List every line below containing "heading".

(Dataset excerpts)
====================

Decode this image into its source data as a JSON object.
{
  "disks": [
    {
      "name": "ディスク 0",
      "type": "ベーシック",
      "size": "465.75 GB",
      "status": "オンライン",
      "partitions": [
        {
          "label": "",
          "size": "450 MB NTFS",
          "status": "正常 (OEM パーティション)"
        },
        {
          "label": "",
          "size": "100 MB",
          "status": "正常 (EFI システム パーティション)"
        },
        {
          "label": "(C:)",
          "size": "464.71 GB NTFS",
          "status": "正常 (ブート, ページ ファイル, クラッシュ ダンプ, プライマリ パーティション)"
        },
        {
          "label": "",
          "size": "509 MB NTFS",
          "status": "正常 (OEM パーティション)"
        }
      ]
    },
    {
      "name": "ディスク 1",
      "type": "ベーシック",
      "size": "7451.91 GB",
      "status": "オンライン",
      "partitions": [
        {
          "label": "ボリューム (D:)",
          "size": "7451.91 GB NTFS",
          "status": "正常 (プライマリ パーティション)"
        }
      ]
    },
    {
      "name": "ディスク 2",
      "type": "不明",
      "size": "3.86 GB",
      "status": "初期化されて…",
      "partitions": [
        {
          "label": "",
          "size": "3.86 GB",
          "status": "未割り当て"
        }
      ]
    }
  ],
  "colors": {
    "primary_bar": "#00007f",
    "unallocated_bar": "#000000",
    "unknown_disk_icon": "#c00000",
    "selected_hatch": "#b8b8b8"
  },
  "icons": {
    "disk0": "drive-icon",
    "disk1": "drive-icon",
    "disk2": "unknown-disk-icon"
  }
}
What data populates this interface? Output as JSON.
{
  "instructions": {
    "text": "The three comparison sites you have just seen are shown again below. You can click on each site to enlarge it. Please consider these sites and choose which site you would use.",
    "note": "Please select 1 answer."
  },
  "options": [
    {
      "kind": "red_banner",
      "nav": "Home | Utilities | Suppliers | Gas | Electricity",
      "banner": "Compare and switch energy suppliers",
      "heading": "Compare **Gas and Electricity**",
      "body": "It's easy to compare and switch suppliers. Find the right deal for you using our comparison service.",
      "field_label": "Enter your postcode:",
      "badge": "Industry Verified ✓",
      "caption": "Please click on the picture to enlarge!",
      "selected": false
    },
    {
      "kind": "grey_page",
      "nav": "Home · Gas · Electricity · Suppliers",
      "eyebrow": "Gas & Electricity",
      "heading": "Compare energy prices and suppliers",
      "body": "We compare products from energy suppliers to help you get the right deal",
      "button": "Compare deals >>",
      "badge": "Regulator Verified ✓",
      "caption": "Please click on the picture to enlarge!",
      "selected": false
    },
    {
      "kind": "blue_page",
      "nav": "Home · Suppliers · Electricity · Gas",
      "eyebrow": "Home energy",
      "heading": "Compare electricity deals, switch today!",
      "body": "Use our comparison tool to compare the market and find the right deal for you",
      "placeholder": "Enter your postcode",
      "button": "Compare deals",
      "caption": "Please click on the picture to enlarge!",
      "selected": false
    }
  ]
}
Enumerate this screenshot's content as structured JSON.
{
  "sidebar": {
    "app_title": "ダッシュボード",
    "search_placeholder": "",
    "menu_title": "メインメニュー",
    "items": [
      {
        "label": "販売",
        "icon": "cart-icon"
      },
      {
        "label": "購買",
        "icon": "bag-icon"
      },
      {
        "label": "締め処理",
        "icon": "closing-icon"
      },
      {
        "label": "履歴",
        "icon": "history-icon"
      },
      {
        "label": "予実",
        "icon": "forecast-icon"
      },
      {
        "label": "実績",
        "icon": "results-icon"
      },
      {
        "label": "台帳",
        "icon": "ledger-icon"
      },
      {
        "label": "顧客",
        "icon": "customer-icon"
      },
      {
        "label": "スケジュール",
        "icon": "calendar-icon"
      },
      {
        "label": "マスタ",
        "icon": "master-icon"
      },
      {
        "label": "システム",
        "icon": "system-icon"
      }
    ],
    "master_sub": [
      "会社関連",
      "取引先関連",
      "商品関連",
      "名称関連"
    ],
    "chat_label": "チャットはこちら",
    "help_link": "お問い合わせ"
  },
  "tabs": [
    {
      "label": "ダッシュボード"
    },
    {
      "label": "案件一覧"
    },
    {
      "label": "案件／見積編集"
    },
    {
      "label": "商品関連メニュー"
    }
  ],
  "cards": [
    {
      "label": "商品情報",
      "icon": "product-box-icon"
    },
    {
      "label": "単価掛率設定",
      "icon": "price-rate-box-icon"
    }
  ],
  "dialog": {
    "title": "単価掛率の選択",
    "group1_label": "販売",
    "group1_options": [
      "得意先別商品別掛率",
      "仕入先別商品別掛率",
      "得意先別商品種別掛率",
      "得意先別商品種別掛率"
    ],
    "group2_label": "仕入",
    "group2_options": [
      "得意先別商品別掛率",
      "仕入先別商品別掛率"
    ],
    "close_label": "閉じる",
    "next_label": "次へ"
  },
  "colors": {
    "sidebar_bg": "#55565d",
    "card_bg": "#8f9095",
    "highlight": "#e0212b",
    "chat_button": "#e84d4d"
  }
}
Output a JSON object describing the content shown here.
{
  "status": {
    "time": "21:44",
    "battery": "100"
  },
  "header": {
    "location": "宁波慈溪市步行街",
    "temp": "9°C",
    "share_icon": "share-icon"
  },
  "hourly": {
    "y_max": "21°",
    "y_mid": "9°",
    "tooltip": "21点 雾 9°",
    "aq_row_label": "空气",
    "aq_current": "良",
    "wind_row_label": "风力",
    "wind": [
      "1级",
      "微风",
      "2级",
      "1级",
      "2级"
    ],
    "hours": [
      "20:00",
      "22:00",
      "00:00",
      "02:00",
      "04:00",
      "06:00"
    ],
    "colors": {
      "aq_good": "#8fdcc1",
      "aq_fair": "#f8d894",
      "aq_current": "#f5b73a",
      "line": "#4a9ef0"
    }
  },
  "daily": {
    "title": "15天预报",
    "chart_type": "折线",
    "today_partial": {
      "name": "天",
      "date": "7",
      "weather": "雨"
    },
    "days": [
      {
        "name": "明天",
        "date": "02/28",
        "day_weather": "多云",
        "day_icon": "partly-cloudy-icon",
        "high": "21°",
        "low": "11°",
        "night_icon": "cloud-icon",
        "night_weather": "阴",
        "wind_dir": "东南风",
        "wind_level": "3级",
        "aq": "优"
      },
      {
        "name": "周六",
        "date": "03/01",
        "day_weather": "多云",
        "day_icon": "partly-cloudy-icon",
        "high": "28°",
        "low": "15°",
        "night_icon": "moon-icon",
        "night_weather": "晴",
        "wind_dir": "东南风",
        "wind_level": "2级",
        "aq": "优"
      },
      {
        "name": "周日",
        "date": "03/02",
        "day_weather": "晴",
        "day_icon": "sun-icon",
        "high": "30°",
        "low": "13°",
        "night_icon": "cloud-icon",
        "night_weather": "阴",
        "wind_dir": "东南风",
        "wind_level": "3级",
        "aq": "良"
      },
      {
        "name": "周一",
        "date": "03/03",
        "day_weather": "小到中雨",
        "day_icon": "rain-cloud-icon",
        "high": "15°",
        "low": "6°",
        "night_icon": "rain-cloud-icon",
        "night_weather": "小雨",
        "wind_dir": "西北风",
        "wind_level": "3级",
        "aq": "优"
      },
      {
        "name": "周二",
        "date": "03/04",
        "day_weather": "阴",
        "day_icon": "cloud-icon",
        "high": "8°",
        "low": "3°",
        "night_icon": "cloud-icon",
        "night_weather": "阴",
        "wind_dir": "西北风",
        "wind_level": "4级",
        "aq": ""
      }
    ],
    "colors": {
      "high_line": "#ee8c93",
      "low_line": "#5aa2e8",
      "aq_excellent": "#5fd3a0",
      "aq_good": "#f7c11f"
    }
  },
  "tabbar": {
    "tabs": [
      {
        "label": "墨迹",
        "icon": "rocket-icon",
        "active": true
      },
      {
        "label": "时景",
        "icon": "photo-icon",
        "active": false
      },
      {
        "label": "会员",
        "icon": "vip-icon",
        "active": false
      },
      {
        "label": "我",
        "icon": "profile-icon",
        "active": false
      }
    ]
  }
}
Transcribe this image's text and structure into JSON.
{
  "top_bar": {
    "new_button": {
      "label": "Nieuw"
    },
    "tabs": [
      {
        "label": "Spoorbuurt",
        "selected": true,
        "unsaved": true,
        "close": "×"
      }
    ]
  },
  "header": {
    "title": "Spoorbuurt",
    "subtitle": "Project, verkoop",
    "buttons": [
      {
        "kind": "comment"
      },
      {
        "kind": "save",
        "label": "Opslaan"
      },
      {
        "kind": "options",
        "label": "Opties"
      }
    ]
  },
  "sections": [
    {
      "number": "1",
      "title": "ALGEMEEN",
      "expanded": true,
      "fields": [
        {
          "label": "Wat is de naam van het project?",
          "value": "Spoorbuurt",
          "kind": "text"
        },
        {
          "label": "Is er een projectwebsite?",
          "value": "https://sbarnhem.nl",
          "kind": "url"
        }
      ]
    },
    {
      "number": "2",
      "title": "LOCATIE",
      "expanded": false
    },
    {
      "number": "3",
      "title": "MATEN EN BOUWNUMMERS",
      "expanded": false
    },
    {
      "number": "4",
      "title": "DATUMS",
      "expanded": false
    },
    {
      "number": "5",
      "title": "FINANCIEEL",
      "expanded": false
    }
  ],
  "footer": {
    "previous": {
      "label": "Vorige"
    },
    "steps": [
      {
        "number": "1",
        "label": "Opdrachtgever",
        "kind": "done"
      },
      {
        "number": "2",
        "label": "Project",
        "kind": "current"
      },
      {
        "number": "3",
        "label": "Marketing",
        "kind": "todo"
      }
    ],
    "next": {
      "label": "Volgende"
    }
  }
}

====================

Answer below -
      "heading": "Compare **Gas and Electricity**",
      "heading": "Compare energy prices and suppliers",
      "heading": "Compare electricity deals, switch today!",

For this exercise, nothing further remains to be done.